▶ _CHECK YOUR UNDERSTANDING_
(a) Answer these questions from the blog, each on its own line:
(i) What was the temperature on the Tuesday described at the start?
(ii) How old was Buster, and what caused his death?
(iii) For how many years has the writer lived next to the neighbors?
(b) Which foods and drinks does the Thanksgiving entry in the blog say were made or served for the meal? Leave out the pies made for the son's family.
(c) Carry on writing the blog from the final sentence of its Thanksgiving entry.

▶ _EXTRACT_
-- Opening Marker --

Halfway Through the Week

29 Dec

Well, it’s Tuesday, December 29, 2020. Halfway through the longest week of the year, that week between Christmas and New Year’s Day. At least the sun is shining today, even though it’s only 27 degrees. But all the snow is finally melted, leaving a small lake in our front yard.

It’s that time of year where we’re supposed to look over the past year, find the good, forget the bad and move on to the new year. New Year’s Eve has always been a nostalgic day for me, bringing back memories from my years when I still lived at home with my parents and my younger sister and two brothers. Back then I couldn’t wait to get out on my own, but now I wish I wouldn’t have been in such a big hurry. As a lot of us do, I only realized what I had left after being away so long. Both of my parents are gone now, my sister and I are no longer as close as we were, my one brother isn’t very family oriented and the other one moved a couple hours away two years ago. Things could’ve been a lot different if it wasn’t for the coronavirus. We may have spent Christmas Eve with my far away brother, since we used to spend it at his house when he lived close. At least my son and his family could’ve spent some time with us. But who knows. So Christmas Eve and Christmas was spent at home with my husband. How things change.

I won’t make any resolutions for the new year. There’s nothing I can promise myself that I haven’t already been doing. This year has made me realize who and what is important to me. My family, even though it isn’t ideal, we get along ok. My cousins are awesome people and I wish we spent as much time together now as we did when we were kids. My friends, although my oldest and best friend lives on the other side of the country, we still manage to stay close after 50 years. We were just kids when we became friends and I couldn’t ask for a better one. This will sound silly, but I am also grateful for my Facebook friends. I’ve met a few of them, in Jamaica on vacation of all places! But they are as close to me as my “real” friends. I also have the best neighbors, and they have also become like family to me after living next to them for 28 years.

So, it’s halfway through this long, strange week and I feel adrift. The house is strangely quiet and unsettled. We unexpectedly lost our 12 year old cat Buster to lung cancer on December 7, 2020. That in itself is cause for another blog, but not until I’m ready. He deserves a great obituary and I intend to deliver one.

I hope the New Year brings more happiness than sorrow. This year has been so full of sadness and it’s almost too much for me to take. I know that the new year isn’t going to bring miracles, but can I hope for just a small one?

Thanksgiving 2020

27 Nov

Friday, November 27, 2020

Well, it’s Black Friday and Thanksgiving 2020, is now just a memory. This year wasn’t much different than years past. We roasted a turkey, potatoes and carrots, made a sausage zucchini dressing, made my mom’s homemade rolls and we had a brownie pie. Oh! and Jack made my dad’s wine slush. I made a pumpkin and an apple crumble pie for my son and his family. I always make way too much food, it must be the Italian in me πŸ™‚ But it’s ok, I gave my older, single neighbor a big plate to take home. He told me today he is requesting two brownie pies for next year! My son usually comes for a couple hours as he has other places to visit, but this year he stayed home with his girlfriend and they cooked. He always takes leftovers home with him. This year was just so disappointing that I couldn’t see them or my granddaughter.

-- Closing Marker --

▶ _DATASET EXCERPTS_
-- Opening Marker --

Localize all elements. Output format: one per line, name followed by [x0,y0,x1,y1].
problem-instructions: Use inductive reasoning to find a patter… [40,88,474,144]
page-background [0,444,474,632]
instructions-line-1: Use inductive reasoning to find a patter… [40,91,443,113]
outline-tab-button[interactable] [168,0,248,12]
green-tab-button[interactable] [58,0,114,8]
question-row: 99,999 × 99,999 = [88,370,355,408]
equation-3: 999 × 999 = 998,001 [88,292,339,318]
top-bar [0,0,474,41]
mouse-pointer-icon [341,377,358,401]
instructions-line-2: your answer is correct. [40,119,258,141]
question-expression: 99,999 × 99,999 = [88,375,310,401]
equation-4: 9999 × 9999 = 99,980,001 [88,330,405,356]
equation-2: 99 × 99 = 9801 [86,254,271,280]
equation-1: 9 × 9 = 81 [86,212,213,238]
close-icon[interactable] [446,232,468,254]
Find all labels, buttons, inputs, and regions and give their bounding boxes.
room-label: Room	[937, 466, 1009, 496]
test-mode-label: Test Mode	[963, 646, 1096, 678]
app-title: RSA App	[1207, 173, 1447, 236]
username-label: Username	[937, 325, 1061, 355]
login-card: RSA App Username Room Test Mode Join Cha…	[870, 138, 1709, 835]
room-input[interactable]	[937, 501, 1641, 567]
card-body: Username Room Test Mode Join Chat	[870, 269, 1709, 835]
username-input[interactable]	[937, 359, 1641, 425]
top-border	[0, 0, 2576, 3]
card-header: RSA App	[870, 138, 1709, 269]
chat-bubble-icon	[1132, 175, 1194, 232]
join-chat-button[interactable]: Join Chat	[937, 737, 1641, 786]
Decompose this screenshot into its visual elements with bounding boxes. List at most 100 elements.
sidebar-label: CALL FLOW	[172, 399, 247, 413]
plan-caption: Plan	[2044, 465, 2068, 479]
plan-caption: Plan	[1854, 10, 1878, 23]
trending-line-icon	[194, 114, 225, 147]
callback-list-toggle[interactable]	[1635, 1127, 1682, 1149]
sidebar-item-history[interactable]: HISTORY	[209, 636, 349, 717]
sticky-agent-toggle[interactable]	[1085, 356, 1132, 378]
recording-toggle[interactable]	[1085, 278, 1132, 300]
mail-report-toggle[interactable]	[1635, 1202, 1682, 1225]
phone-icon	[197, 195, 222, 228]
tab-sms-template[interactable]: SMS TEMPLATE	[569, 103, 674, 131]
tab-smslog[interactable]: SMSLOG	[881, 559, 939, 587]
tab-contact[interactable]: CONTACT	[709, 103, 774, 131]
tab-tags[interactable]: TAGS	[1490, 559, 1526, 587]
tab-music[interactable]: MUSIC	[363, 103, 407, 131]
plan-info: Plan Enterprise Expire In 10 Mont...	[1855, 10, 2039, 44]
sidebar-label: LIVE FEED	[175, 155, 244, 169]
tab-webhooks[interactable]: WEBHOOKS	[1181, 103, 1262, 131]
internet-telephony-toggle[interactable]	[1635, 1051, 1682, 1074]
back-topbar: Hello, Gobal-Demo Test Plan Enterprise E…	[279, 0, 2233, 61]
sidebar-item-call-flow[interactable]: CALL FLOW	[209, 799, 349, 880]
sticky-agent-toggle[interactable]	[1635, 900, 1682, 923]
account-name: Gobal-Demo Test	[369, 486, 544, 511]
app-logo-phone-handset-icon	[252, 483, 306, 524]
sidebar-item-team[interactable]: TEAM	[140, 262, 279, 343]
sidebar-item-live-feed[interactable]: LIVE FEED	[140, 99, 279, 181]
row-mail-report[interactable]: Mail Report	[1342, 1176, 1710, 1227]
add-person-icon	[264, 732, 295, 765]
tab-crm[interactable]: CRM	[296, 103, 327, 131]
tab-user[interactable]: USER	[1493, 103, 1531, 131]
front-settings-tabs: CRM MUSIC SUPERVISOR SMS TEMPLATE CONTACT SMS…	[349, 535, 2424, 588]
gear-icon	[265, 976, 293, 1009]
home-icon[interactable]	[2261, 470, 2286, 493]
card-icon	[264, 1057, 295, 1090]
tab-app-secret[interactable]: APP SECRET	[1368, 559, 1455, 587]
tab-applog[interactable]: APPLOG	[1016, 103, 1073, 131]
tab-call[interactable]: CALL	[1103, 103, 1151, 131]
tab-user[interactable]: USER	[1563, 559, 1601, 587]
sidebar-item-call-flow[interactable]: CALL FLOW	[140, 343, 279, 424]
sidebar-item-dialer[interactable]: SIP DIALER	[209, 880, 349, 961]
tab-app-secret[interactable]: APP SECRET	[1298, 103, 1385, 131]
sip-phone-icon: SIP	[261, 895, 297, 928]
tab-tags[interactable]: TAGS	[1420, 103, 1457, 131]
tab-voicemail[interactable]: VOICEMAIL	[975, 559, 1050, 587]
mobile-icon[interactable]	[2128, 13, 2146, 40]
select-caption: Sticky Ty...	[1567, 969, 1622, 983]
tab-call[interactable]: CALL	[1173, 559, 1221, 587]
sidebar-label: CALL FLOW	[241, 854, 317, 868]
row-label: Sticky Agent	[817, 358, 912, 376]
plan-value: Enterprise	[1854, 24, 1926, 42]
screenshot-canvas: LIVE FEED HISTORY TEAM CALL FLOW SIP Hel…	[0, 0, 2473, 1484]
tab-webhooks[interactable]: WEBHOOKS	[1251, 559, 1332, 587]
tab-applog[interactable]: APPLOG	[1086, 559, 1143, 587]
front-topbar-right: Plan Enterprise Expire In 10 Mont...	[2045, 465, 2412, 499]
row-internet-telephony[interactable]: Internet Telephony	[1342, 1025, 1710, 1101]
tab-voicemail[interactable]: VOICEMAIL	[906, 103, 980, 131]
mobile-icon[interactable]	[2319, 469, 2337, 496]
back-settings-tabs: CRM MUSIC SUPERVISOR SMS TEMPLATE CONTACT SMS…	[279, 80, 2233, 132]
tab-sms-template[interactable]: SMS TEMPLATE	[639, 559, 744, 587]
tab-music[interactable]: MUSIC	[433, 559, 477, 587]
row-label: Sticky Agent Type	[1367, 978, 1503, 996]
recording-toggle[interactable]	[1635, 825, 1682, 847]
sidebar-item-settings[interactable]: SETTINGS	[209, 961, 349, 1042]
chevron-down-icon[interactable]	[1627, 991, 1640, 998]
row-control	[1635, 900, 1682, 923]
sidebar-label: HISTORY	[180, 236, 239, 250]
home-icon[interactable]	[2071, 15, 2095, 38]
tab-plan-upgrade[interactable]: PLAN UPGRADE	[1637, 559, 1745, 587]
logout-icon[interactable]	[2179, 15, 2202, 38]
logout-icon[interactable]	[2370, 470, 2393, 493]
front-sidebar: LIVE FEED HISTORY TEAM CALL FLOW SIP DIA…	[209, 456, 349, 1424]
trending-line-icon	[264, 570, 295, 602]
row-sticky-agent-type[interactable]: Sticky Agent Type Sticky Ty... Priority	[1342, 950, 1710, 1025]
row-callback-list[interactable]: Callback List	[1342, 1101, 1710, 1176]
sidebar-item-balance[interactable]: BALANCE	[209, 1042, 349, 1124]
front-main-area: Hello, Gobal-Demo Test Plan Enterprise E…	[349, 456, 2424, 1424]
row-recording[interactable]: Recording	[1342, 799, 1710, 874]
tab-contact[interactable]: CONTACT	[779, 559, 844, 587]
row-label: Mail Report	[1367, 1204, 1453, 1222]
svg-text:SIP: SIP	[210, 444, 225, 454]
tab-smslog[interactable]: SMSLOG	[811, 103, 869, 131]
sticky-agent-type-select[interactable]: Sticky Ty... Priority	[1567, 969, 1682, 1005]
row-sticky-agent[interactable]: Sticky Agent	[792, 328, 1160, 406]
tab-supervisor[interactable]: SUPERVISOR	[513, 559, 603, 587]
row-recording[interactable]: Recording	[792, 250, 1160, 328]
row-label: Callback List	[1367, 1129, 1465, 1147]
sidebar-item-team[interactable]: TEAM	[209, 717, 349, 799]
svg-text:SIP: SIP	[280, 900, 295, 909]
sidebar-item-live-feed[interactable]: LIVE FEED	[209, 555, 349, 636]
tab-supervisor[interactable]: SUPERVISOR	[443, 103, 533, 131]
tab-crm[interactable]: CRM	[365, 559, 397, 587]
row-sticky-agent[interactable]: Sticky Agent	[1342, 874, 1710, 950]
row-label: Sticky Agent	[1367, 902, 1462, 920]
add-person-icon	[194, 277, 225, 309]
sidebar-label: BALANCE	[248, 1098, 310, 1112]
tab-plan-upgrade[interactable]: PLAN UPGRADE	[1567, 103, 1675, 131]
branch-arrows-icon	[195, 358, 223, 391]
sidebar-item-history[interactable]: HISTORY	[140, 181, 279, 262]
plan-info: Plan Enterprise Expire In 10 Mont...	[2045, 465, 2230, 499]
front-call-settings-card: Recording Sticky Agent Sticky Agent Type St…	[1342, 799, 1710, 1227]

-- Closing Marker --

▶ _RESPONSES BY ITEM NUMBER_
(a)
(i) 27 degrees
(ii) 12 years old; lung cancer
(iii) 28 years

(b)
- Roast turkey
- Potatoes
- Carrots
- Sausage zucchini dressing
- Homemade rolls made from the writer's mom's recipe
- Brownie pie
- Wine slush made from the writer's dad's recipe

(c)
So, this morning I got up, lifted and walked on the treadmill earlier than I normally do. We went outside after lunch and took down all of our fall decorations. I removed all the ears of corn from the cornstalks for the deer or raccoons, whoever gets here first! We then put up our Christmas lights and decorations outside. It is a little bit early for me, as I hate to rush the season. The Christmas tree farm nearby opened today, and they have made me three grave blankets that I need to go pick up. I definitely was not going out there today! It will be a total madhouse there. I think we’ll wait until Wednesday to go pick them up, then go next Wednesday for our tree. Yea, I’m still a holdout for a real tree, although every year I swear it’s the last one. I just can’t find an artificial tree that I like. I finished up my Christmas cards today too. After working 36 years at the post office, I still support them. I’ve already started my candy making and will start my cookies in a week or so. I send out 5-6 boxes to friends and relatives every year. Another thing I always say I’m going to cut back on, ha!

So, as Thanksgiving is but a memory, it was actually a nice quiet time alone with my husband. I’m wondering if Christmas will be the same? 2020 has definitely been different!

Invisible Progress

27 Nov

November 27, 2020

I had my bloodwork done last week and saw my endocrinologist and my family doctor yesterday. My bloodwork was excellent! Both doctors were happy with the labs but were equally happy about my weight loss, which was due to a huge change in my diet, which in turn gave me good results.
I was able to bring my A1c down .80 points over the last three months. For me this is just as good as my weight loss. Both doctors stressed that if I can keep this up, I may be able to get off some of my meds. I would LOVE that!
This is progress that is invisible. You can’t see what your cholesterol or triglycerides look like, but these things are just as, if not more important than physical changes like weight loss or fitting into a smaller size.
Getting older sure changes your perspective on things!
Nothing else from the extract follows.